- Objective:
Copy out all the items below, switching every "chart-title" to "title-text" and keeping everything else unchanged. Leave the pictures out of your copy.

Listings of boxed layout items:
--- START ---

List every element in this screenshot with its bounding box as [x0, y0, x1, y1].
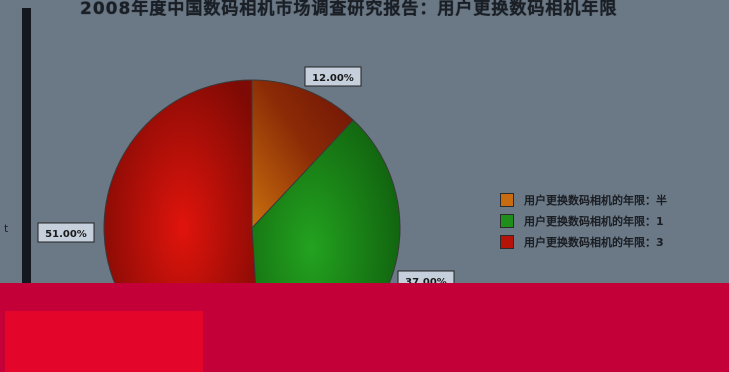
left-tick-label: t: [4, 222, 9, 235]
pie-slice-1: [251, 79, 355, 230]
bottom-overlay-block: [5, 311, 203, 372]
pie-data-label-1: 12.00%: [304, 66, 362, 87]
legend-label-2: 用户更换数码相机的年限：1: [524, 215, 664, 228]
legend-swatch-3: [500, 235, 514, 249]
legend-item-3: 用户更换数码相机的年限：3: [500, 232, 729, 252]
pie-data-label-text-2: 37.00%: [405, 277, 447, 288]
pie-data-label-3: 51.00%: [37, 222, 95, 243]
legend-item-1: 用户更换数码相机的年限：半: [500, 190, 729, 210]
chart-title: 2008年度中国数码相机市场调查研究报告：用户更换数码相机年限: [80, 0, 618, 16]
legend-swatch-2: [500, 214, 514, 228]
pie-data-label-text-3: 51.00%: [45, 229, 87, 240]
legend-item-2: 用户更换数码相机的年限：1: [500, 211, 729, 231]
legend-swatch-1: [500, 193, 514, 207]
legend-label-3: 用户更换数码相机的年限：3: [524, 236, 664, 249]
legend: 用户更换数码相机的年限：半 用户更换数码相机的年限：1 用户更换数码相机的年限：3: [500, 190, 729, 253]
pie-data-label-text-1: 12.00%: [312, 73, 354, 84]
legend-label-1: 用户更换数码相机的年限：半: [524, 194, 667, 207]
left-axis-bar: [22, 8, 31, 308]
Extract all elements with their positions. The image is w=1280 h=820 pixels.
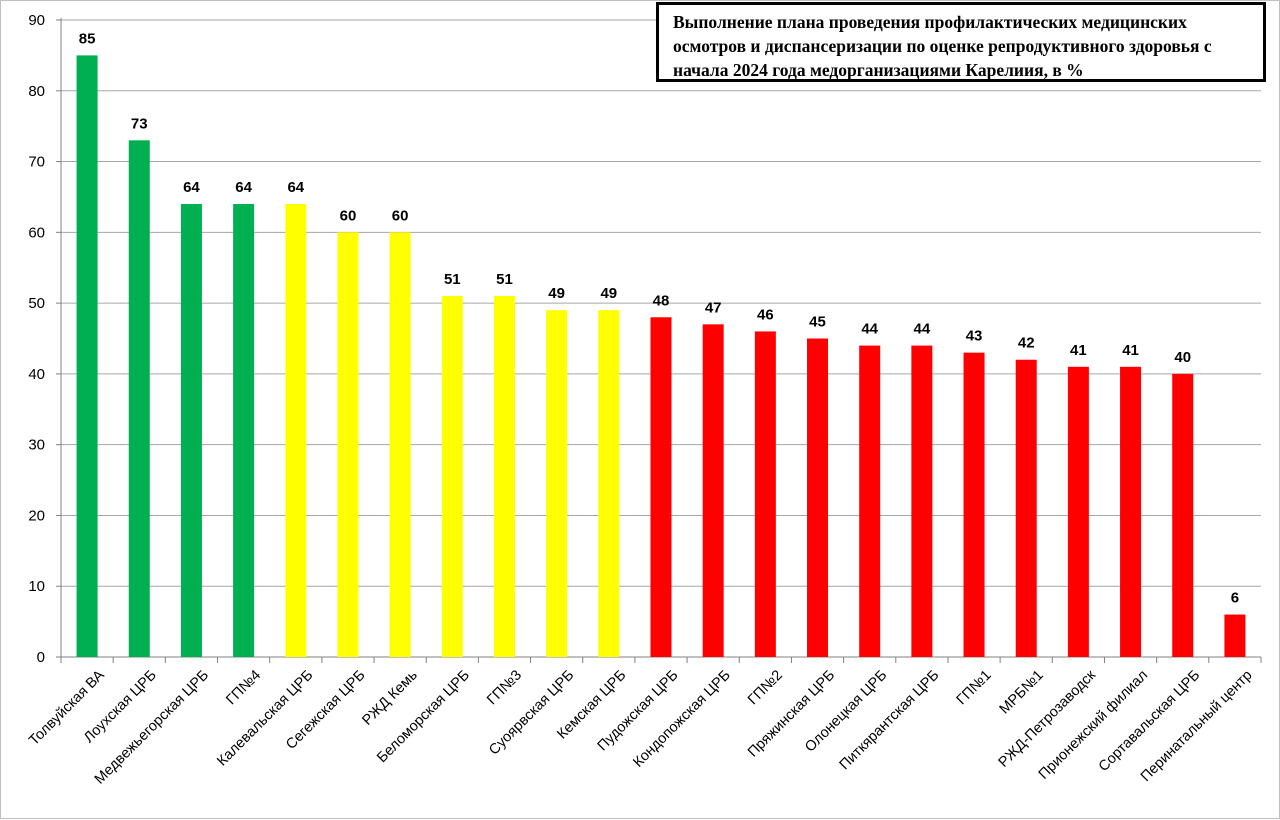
bar-20 xyxy=(1067,366,1089,657)
y-tick-label: 40 xyxy=(28,366,45,383)
y-tick-label: 30 xyxy=(28,437,45,454)
bar-8 xyxy=(441,296,463,657)
bar-3 xyxy=(180,204,202,657)
bar-5 xyxy=(285,204,307,657)
category-label-18: ГП№1 xyxy=(954,667,995,708)
category-label-5: Калевальская ЦРБ xyxy=(214,667,316,769)
data-label-1: 85 xyxy=(79,30,96,47)
data-label-9: 51 xyxy=(496,271,513,288)
data-label-18: 43 xyxy=(966,328,983,345)
bar-11 xyxy=(598,310,620,657)
y-tick-label: 90 xyxy=(28,12,45,29)
y-tick-label: 50 xyxy=(28,295,45,312)
category-label-19: МРБ№1 xyxy=(997,667,1047,717)
data-label-17: 44 xyxy=(914,321,931,338)
data-label-10: 49 xyxy=(548,285,565,302)
y-tick-label: 70 xyxy=(28,154,45,171)
data-label-14: 46 xyxy=(757,306,774,323)
bar-10 xyxy=(546,310,568,657)
bar-7 xyxy=(389,232,411,658)
data-label-3: 64 xyxy=(183,179,200,196)
category-label-14: ГП№2 xyxy=(745,667,786,708)
bar-23 xyxy=(1224,614,1246,657)
bar-2 xyxy=(128,140,150,658)
category-label-4: ГП№4 xyxy=(223,667,264,708)
data-label-2: 73 xyxy=(131,115,148,132)
data-label-7: 60 xyxy=(392,207,409,224)
data-label-12: 48 xyxy=(653,292,670,309)
data-label-6: 60 xyxy=(340,207,357,224)
category-label-20: РЖД-Петрозаводск xyxy=(996,667,1100,771)
data-label-11: 49 xyxy=(600,285,617,302)
category-label-15: Пряжинская ЦРБ xyxy=(745,667,838,760)
chart-title: Выполнение плана проведения профилактиче… xyxy=(656,2,1266,82)
data-label-23: 6 xyxy=(1231,590,1239,607)
data-label-21: 41 xyxy=(1122,342,1139,359)
bar-9 xyxy=(493,296,515,657)
bar-17 xyxy=(911,345,933,657)
bar-22 xyxy=(1172,373,1194,657)
category-label-8: Беломорская ЦРБ xyxy=(374,667,473,766)
data-label-16: 44 xyxy=(861,321,878,338)
bar-6 xyxy=(337,232,359,658)
y-tick-label: 80 xyxy=(28,83,45,100)
bar-18 xyxy=(963,352,985,657)
bar-21 xyxy=(1120,366,1142,657)
y-tick-label: 60 xyxy=(28,224,45,241)
category-label-9: ГП№3 xyxy=(484,667,525,708)
bar-16 xyxy=(859,345,881,657)
bar-19 xyxy=(1015,359,1037,657)
bar-15 xyxy=(807,338,829,657)
bar-1 xyxy=(76,55,98,657)
category-label-17: Питкярантская ЦРБ xyxy=(837,667,943,773)
bar-14 xyxy=(754,331,776,657)
data-label-22: 40 xyxy=(1174,349,1191,366)
data-label-5: 64 xyxy=(287,179,304,196)
category-label-13: Кондопожская ЦРБ xyxy=(630,667,733,770)
data-label-15: 45 xyxy=(809,314,826,331)
bar-12 xyxy=(650,317,672,657)
data-label-19: 42 xyxy=(1018,335,1035,352)
bar-4 xyxy=(233,204,255,657)
data-label-13: 47 xyxy=(705,299,722,316)
bar-13 xyxy=(702,324,724,657)
y-tick-label: 20 xyxy=(28,507,45,524)
data-label-20: 41 xyxy=(1070,342,1087,359)
category-label-22: Сортавальская ЦРБ xyxy=(1096,667,1204,775)
data-label-4: 64 xyxy=(235,179,252,196)
y-tick-label: 10 xyxy=(28,578,45,595)
y-tick-label: 0 xyxy=(37,649,45,666)
data-label-8: 51 xyxy=(444,271,461,288)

--- END ---

- Exercise output:
List every element in this screenshot with its bounding box as [x0, y0, x1, y1].
left-tick-label: t: [4, 222, 9, 235]
pie-slice-1: [251, 79, 355, 230]
bottom-overlay-block: [5, 311, 203, 372]
pie-data-label-1: 12.00%: [304, 66, 362, 87]
legend-label-2: 用户更换数码相机的年限：1: [524, 215, 664, 228]
legend-swatch-3: [500, 235, 514, 249]
legend-item-3: 用户更换数码相机的年限：3: [500, 232, 729, 252]
pie-data-label-text-2: 37.00%: [405, 277, 447, 288]
pie-data-label-3: 51.00%: [37, 222, 95, 243]
legend-item-1: 用户更换数码相机的年限：半: [500, 190, 729, 210]
title-text: 2008年度中国数码相机市场调查研究报告：用户更换数码相机年限: [80, 0, 618, 16]
legend-swatch-2: [500, 214, 514, 228]
pie-data-label-text-3: 51.00%: [45, 229, 87, 240]
legend-item-2: 用户更换数码相机的年限：1: [500, 211, 729, 231]
legend-swatch-1: [500, 193, 514, 207]
legend-label-3: 用户更换数码相机的年限：3: [524, 236, 664, 249]
legend: 用户更换数码相机的年限：半 用户更换数码相机的年限：1 用户更换数码相机的年限：3: [500, 190, 729, 253]
pie-data-label-text-1: 12.00%: [312, 73, 354, 84]
legend-label-1: 用户更换数码相机的年限：半: [524, 194, 667, 207]
left-axis-bar: [22, 8, 31, 308]
Extract all elements with their positions. The image is w=1280 h=820 pixels.
bar-20 xyxy=(1067,366,1089,657)
y-tick-label: 40 xyxy=(28,366,45,383)
y-tick-label: 30 xyxy=(28,437,45,454)
bar-8 xyxy=(441,296,463,657)
bar-3 xyxy=(180,204,202,657)
bar-5 xyxy=(285,204,307,657)
category-label-18: ГП№1 xyxy=(954,667,995,708)
category-label-5: Калевальская ЦРБ xyxy=(214,667,316,769)
data-label-1: 85 xyxy=(79,30,96,47)
data-label-9: 51 xyxy=(496,271,513,288)
data-label-18: 43 xyxy=(966,328,983,345)
bar-11 xyxy=(598,310,620,657)
y-tick-label: 90 xyxy=(28,12,45,29)
y-tick-label: 50 xyxy=(28,295,45,312)
category-label-19: МРБ№1 xyxy=(997,667,1047,717)
data-label-17: 44 xyxy=(914,321,931,338)
data-label-10: 49 xyxy=(548,285,565,302)
y-tick-label: 70 xyxy=(28,154,45,171)
data-label-14: 46 xyxy=(757,306,774,323)
bar-10 xyxy=(546,310,568,657)
bar-7 xyxy=(389,232,411,658)
data-label-3: 64 xyxy=(183,179,200,196)
category-label-14: ГП№2 xyxy=(745,667,786,708)
bar-23 xyxy=(1224,614,1246,657)
bar-2 xyxy=(128,140,150,658)
category-label-4: ГП№4 xyxy=(223,667,264,708)
data-label-2: 73 xyxy=(131,115,148,132)
data-label-7: 60 xyxy=(392,207,409,224)
data-label-12: 48 xyxy=(653,292,670,309)
data-label-6: 60 xyxy=(340,207,357,224)
category-label-20: РЖД-Петрозаводск xyxy=(996,667,1100,771)
data-label-11: 49 xyxy=(600,285,617,302)
category-label-15: Пряжинская ЦРБ xyxy=(745,667,838,760)
title-text: Выполнение плана проведения профилактиче… xyxy=(656,2,1266,82)
data-label-23: 6 xyxy=(1231,590,1239,607)
data-label-21: 41 xyxy=(1122,342,1139,359)
bar-9 xyxy=(493,296,515,657)
bar-17 xyxy=(911,345,933,657)
bar-22 xyxy=(1172,373,1194,657)
category-label-8: Беломорская ЦРБ xyxy=(374,667,473,766)
data-label-16: 44 xyxy=(861,321,878,338)
bar-6 xyxy=(337,232,359,658)
y-tick-label: 80 xyxy=(28,83,45,100)
bar-18 xyxy=(963,352,985,657)
bar-21 xyxy=(1120,366,1142,657)
y-tick-label: 60 xyxy=(28,224,45,241)
category-label-9: ГП№3 xyxy=(484,667,525,708)
bar-16 xyxy=(859,345,881,657)
bar-19 xyxy=(1015,359,1037,657)
bar-15 xyxy=(807,338,829,657)
bar-1 xyxy=(76,55,98,657)
category-label-17: Питкярантская ЦРБ xyxy=(837,667,943,773)
bar-14 xyxy=(754,331,776,657)
data-label-22: 40 xyxy=(1174,349,1191,366)
data-label-5: 64 xyxy=(287,179,304,196)
category-label-13: Кондопожская ЦРБ xyxy=(630,667,733,770)
data-label-15: 45 xyxy=(809,314,826,331)
bar-12 xyxy=(650,317,672,657)
data-label-19: 42 xyxy=(1018,335,1035,352)
bar-4 xyxy=(233,204,255,657)
data-label-13: 47 xyxy=(705,299,722,316)
bar-13 xyxy=(702,324,724,657)
y-tick-label: 20 xyxy=(28,507,45,524)
data-label-20: 41 xyxy=(1070,342,1087,359)
category-label-22: Сортавальская ЦРБ xyxy=(1096,667,1204,775)
data-label-4: 64 xyxy=(235,179,252,196)
y-tick-label: 10 xyxy=(28,578,45,595)
y-tick-label: 0 xyxy=(37,649,45,666)
data-label-8: 51 xyxy=(444,271,461,288)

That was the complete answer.